> **Extracted material**
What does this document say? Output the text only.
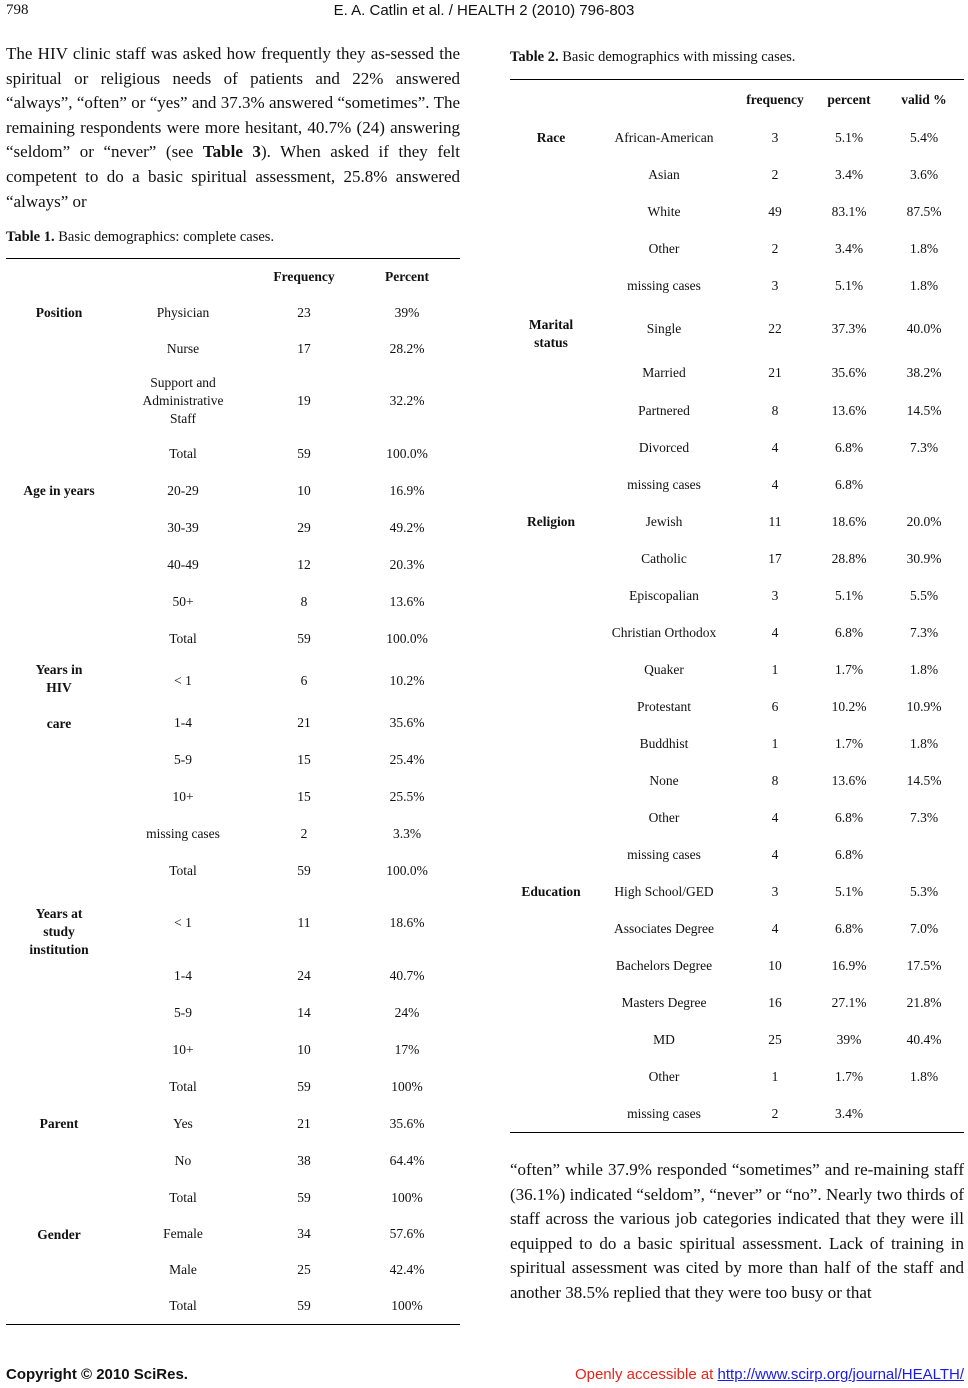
798	E. A. Catlin et al. / HEALTH 2 (2010) 796-803

The HIV clinic staff was asked how frequently they as-sessed the spiritual or religious needs of patients and 22% answered “always”, “often” or “yes” and 37.3% answered “sometimes”. The remaining respondents were more hesitant, 40.7% (24) answering “seldom” or “never” (see Table 3). When asked if they felt competent to do a basic spiritual assessment, 25.8% answered “always” or

Table 1. Basic demographics: complete cases.

		Frequency	Percent
Position	Physician	23	39%
	Nurse	17	28.2%
	Support and
Administrative
Staff	19	32.2%
	Total	59	100.0%
Age in years	20-29	10	16.9%
	30-39	29	49.2%
	40-49	12	20.3%
	50+	8	13.6%
	Total	59	100.0%
Years in
HIV

care	< 1	6	10.2%
	1-4	21	35.6%
	5-9	15	25.4%
	10+	15	25.5%
	missing cases	2	3.3%
	Total	59	100.0%
Years at
study
institution	< 1	11	18.6%
	1-4	24	40.7%
	5-9	14	24%
	10+	10	17%
	Total	59	100%
Parent	Yes	21	35.6%
	No	38	64.4%
	Total	59	100%
Gender	Female	34	57.6%
	Male	25	42.4%
	Total	59	100%

Table 2. Basic demographics with missing cases.

		frequency	percent	valid %
Race	African-American	3	5.1%	5.4%
	Asian	2	3.4%	3.6%
	White	49	83.1%	87.5%
	Other	2	3.4%	1.8%
	missing cases	3	5.1%	1.8%
Marital
status	Single	22	37.3%	40.0%
	Married	21	35.6%	38.2%
	Partnered	8	13.6%	14.5%
	Divorced	4	6.8%	7.3%
	missing cases	4	6.8%	
Religion	Jewish	11	18.6%	20.0%
	Catholic	17	28.8%	30.9%
	Episcopalian	3	5.1%	5.5%
	Christian Orthodox	4	6.8%	7.3%
	Quaker	1	1.7%	1.8%
	Protestant	6	10.2%	10.9%
	Buddhist	1	1.7%	1.8%
	None	8	13.6%	14.5%
	Other	4	6.8%	7.3%
	missing cases	4	6.8%	
Education	High School/GED	3	5.1%	5.3%
	Associates Degree	4	6.8%	7.0%
	Bachelors Degree	10	16.9%	17.5%
	Masters Degree	16	27.1%	21.8%
	MD	25	39%	40.4%
	Other	1	1.7%	1.8%
	missing cases	2	3.4%	

“often” while 37.9% responded “sometimes” and re-maining staff (36.1%) indicated “seldom”, “never” or “no”. Nearly two thirds of staff across the various job categories indicated that they were ill equipped to do a basic spiritual assessment. Lack of training in spiritual assessment was cited by more than half of the staff and another 38.5% replied that they were too busy or that

Copyright © 2010 SciRes.	Openly accessible at http://www.scirp.org/journal/HEALTH/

> **Work item**
Your task is to copy each line of the material that contains the word "they".

> **Solution below**
The HIV clinic staff was asked how frequently they as-sessed the spiritual or religious needs of patients and 22% answered “always”, “often” or “yes” and 37.3% answered “sometimes”. The remaining respondents were more hesitant, 40.7% (24) answering “seldom” or “never” (see Table 3). When asked if they felt competent to do a basic spiritual assessment, 25.8% answered “always” or
“often” while 37.9% responded “sometimes” and re-maining staff (36.1%) indicated “seldom”, “never” or “no”. Nearly two thirds of staff across the various job categories indicated that they were ill equipped to do a basic spiritual assessment. Lack of training in spiritual assessment was cited by more than half of the staff and another 38.5% replied that they were too busy or that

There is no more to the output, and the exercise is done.